GOAL: Copy each line exactly. Drop every picture.

[Start of EXTRACTED ENTRIES]

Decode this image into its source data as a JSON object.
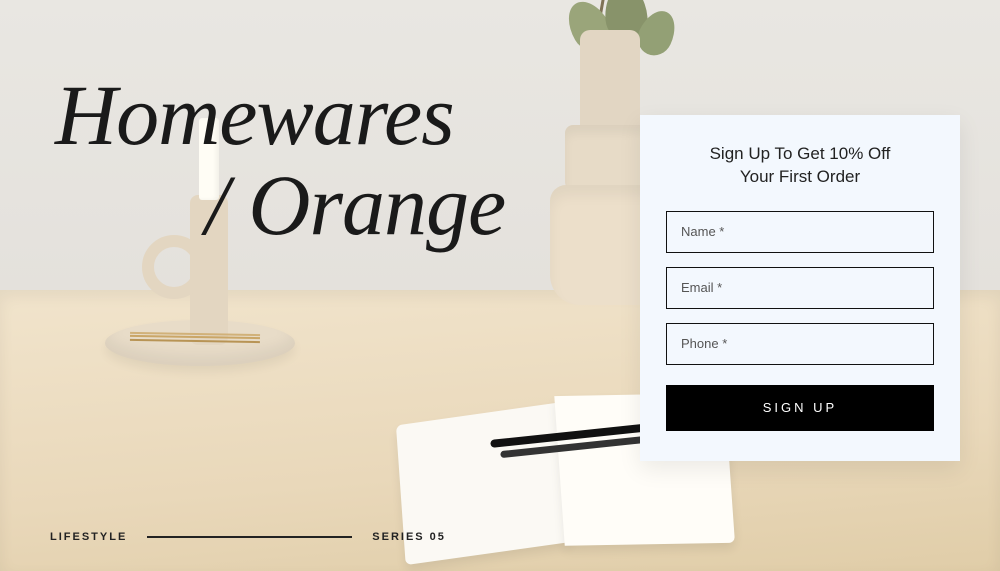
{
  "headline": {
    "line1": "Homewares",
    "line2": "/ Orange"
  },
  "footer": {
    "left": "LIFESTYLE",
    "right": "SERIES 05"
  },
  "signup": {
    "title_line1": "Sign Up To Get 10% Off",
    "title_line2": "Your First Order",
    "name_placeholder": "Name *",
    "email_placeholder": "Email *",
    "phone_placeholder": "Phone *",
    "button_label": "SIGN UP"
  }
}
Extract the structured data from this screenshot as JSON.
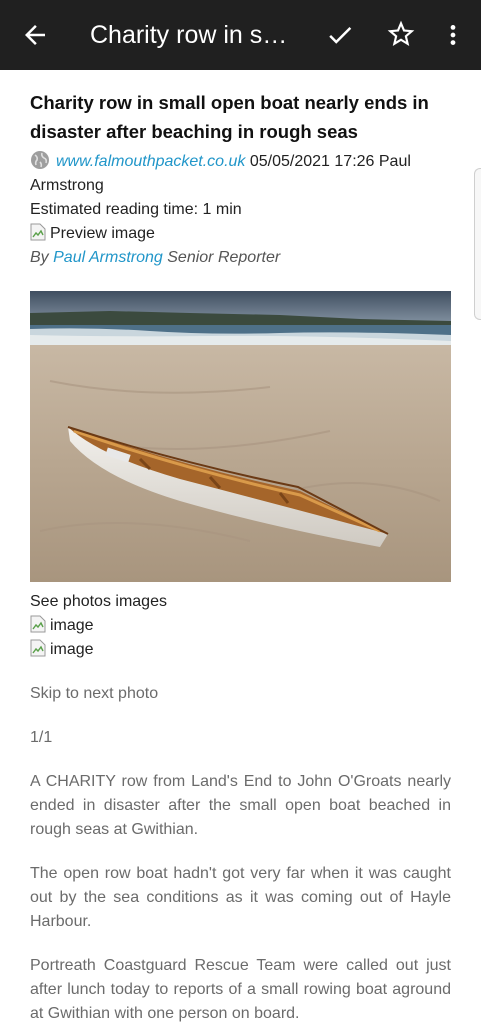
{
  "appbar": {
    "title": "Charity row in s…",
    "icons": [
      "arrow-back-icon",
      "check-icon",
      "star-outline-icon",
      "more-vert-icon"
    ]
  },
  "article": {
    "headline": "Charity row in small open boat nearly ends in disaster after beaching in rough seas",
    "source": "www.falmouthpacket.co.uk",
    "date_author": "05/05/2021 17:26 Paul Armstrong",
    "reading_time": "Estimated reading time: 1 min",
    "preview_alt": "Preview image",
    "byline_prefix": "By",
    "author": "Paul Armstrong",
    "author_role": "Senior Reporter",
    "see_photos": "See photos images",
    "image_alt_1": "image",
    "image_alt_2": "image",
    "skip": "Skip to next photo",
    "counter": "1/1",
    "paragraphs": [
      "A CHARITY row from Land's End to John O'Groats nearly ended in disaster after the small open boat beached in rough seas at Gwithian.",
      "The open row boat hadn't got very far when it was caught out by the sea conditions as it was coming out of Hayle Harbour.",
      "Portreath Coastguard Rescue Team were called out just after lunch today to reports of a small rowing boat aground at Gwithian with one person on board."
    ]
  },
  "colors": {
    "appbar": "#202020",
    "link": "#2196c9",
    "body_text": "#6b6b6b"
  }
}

[End of EXTRACTED ENTRIES]

SOLUTION TO THIS PROBLEM:
Decode this image into its source data as a JSON object.
{
  "headline": {
    "line1": "Homewares",
    "line2": "/ Orange"
  },
  "footer": {
    "left": "LIFESTYLE",
    "right": "SERIES 05"
  },
  "signup": {
    "title_line1": "Sign Up To Get 10% Off",
    "title_line2": "Your First Order",
    "name_placeholder": "Name *",
    "email_placeholder": "Email *",
    "phone_placeholder": "Phone *",
    "button_label": "SIGN UP"
  }
}
Extract the structured data from this screenshot as JSON.
{
  "appbar": {
    "title": "Charity row in s…",
    "icons": [
      "arrow-back-icon",
      "check-icon",
      "star-outline-icon",
      "more-vert-icon"
    ]
  },
  "article": {
    "headline": "Charity row in small open boat nearly ends in disaster after beaching in rough seas",
    "source": "www.falmouthpacket.co.uk",
    "date_author": "05/05/2021 17:26 Paul Armstrong",
    "reading_time": "Estimated reading time: 1 min",
    "preview_alt": "Preview image",
    "byline_prefix": "By",
    "author": "Paul Armstrong",
    "author_role": "Senior Reporter",
    "see_photos": "See photos images",
    "image_alt_1": "image",
    "image_alt_2": "image",
    "skip": "Skip to next photo",
    "counter": "1/1",
    "paragraphs": [
      "A CHARITY row from Land's End to John O'Groats nearly ended in disaster after the small open boat beached in rough seas at Gwithian.",
      "The open row boat hadn't got very far when it was caught out by the sea conditions as it was coming out of Hayle Harbour.",
      "Portreath Coastguard Rescue Team were called out just after lunch today to reports of a small rowing boat aground at Gwithian with one person on board."
    ]
  },
  "colors": {
    "appbar": "#202020",
    "link": "#2196c9",
    "body_text": "#6b6b6b"
  }
}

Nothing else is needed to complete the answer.